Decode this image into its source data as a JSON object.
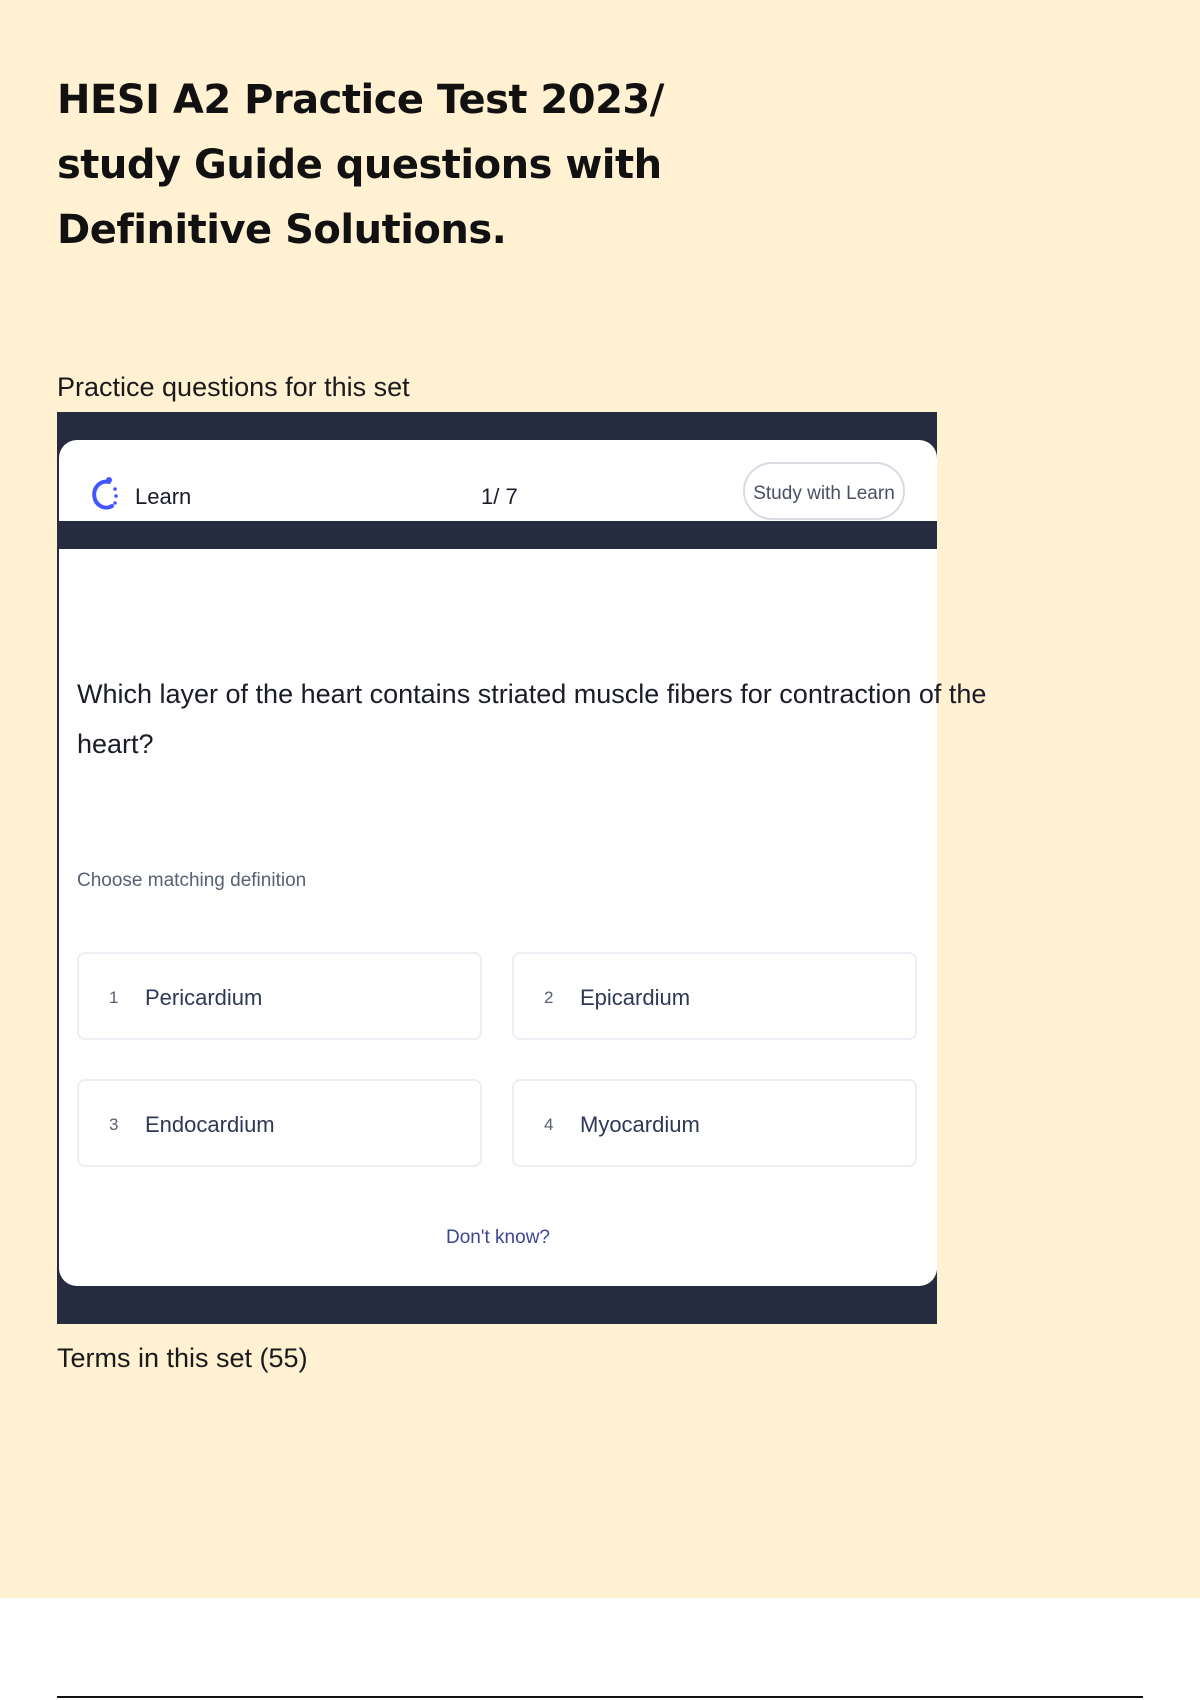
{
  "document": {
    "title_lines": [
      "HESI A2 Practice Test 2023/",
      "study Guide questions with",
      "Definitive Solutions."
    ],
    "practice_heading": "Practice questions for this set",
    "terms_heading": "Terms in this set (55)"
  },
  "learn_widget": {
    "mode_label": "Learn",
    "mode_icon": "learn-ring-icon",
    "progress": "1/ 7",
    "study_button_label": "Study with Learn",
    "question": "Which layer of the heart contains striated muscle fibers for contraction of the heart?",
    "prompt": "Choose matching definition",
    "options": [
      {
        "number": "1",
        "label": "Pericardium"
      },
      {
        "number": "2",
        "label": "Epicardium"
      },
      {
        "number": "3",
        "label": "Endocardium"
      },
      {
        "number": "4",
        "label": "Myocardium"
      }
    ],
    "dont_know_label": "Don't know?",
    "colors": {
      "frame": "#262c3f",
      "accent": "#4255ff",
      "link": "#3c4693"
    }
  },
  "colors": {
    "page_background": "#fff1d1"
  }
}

------------------------------------------------

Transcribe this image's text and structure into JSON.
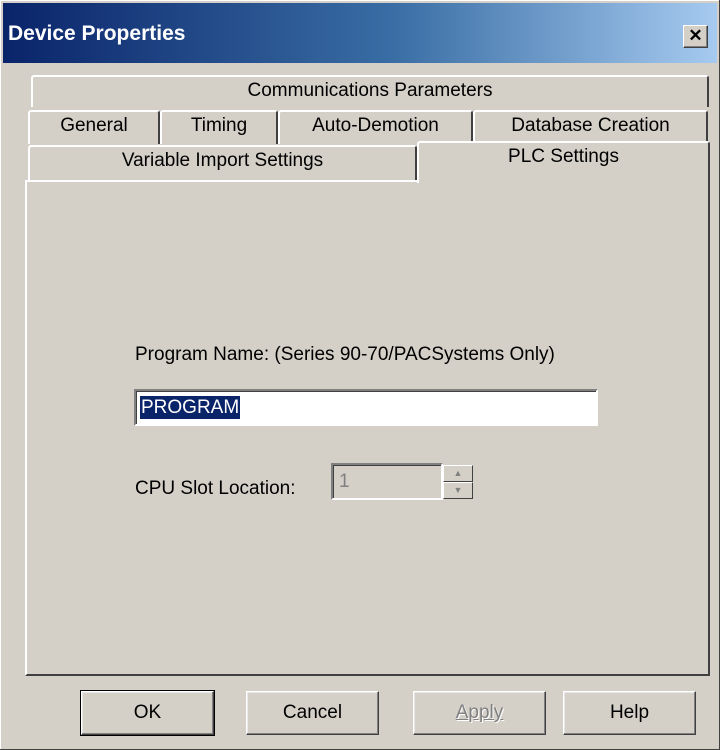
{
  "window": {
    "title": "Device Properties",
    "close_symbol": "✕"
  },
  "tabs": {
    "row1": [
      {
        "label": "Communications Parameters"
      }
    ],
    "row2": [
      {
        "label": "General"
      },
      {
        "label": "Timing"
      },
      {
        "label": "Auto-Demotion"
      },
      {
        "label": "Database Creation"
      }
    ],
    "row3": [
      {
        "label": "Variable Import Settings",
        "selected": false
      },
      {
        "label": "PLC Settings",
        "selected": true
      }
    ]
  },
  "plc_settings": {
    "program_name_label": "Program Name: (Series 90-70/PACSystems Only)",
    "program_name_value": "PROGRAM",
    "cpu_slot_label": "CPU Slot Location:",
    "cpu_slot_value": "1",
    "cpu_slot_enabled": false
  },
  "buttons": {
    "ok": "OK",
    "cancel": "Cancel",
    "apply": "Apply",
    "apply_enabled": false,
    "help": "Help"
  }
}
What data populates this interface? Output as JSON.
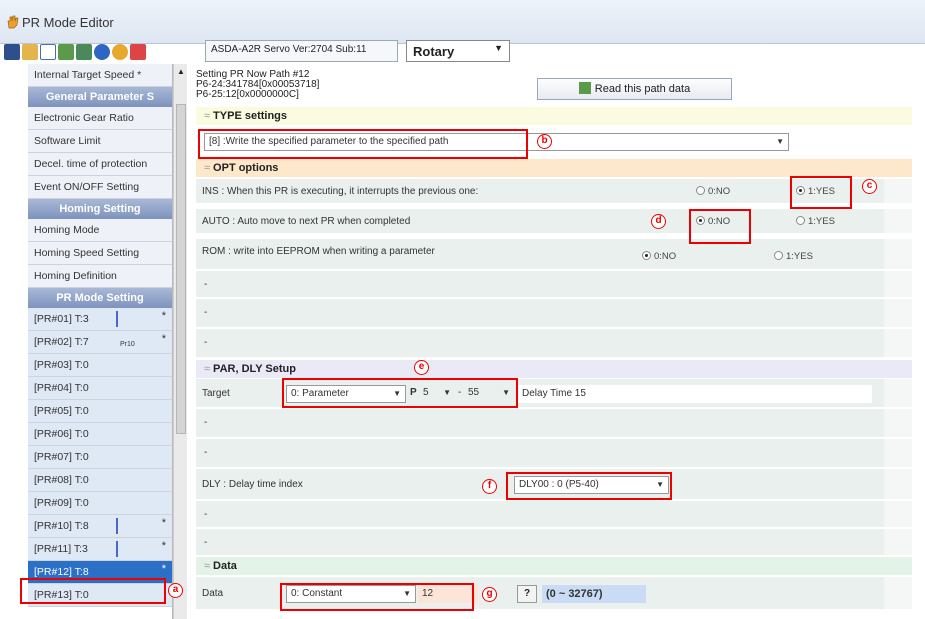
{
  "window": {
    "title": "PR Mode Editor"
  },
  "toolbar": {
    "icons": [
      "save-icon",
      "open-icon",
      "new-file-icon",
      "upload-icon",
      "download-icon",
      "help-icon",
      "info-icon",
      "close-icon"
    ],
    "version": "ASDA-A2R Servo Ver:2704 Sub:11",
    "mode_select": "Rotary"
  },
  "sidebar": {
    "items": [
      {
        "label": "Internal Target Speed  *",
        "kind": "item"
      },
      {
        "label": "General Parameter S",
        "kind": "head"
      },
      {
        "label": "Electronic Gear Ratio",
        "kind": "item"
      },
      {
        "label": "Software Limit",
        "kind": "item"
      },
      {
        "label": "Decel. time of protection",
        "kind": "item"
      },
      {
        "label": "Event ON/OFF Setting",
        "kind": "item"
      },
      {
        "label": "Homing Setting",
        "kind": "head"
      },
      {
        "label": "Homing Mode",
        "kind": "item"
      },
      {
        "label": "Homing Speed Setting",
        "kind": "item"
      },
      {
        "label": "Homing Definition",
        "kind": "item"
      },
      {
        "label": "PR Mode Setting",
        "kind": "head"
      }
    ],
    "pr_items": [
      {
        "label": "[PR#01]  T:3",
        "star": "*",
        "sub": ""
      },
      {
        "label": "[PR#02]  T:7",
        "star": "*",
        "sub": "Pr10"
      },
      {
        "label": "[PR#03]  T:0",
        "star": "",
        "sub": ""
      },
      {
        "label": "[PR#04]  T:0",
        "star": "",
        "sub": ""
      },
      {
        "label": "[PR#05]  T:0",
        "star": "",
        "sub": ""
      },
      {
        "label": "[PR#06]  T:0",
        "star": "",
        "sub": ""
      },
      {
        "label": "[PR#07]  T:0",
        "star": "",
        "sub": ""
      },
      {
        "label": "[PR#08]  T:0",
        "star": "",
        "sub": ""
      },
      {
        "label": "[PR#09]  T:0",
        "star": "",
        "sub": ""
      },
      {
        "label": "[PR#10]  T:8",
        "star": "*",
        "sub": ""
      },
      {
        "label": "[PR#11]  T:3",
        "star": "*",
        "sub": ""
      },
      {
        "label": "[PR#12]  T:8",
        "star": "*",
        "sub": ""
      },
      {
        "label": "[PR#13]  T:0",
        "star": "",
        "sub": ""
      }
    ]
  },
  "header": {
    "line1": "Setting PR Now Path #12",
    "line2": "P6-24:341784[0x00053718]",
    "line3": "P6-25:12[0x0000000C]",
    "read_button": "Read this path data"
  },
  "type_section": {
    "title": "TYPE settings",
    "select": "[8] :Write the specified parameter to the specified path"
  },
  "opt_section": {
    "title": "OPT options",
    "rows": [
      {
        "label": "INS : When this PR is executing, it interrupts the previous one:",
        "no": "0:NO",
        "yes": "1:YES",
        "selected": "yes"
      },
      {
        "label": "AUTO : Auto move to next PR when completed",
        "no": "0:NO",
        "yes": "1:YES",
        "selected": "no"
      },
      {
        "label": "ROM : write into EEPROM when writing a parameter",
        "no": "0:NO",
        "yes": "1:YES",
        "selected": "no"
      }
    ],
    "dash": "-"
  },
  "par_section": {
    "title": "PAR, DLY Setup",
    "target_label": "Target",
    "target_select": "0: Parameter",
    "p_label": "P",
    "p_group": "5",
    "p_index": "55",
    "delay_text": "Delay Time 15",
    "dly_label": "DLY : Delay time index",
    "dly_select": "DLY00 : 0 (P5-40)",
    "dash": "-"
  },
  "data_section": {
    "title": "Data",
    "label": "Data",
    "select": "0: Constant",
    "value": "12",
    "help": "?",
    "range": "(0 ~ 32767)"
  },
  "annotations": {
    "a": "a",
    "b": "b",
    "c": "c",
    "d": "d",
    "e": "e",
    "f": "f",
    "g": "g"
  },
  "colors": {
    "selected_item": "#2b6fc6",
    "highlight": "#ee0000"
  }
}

------------------------------------------------

PROBLEM TO SOLVE: Report how many lines in this data include the string "Homing", and nothing else.

RESPONSE TO THIS EXERCISE: 4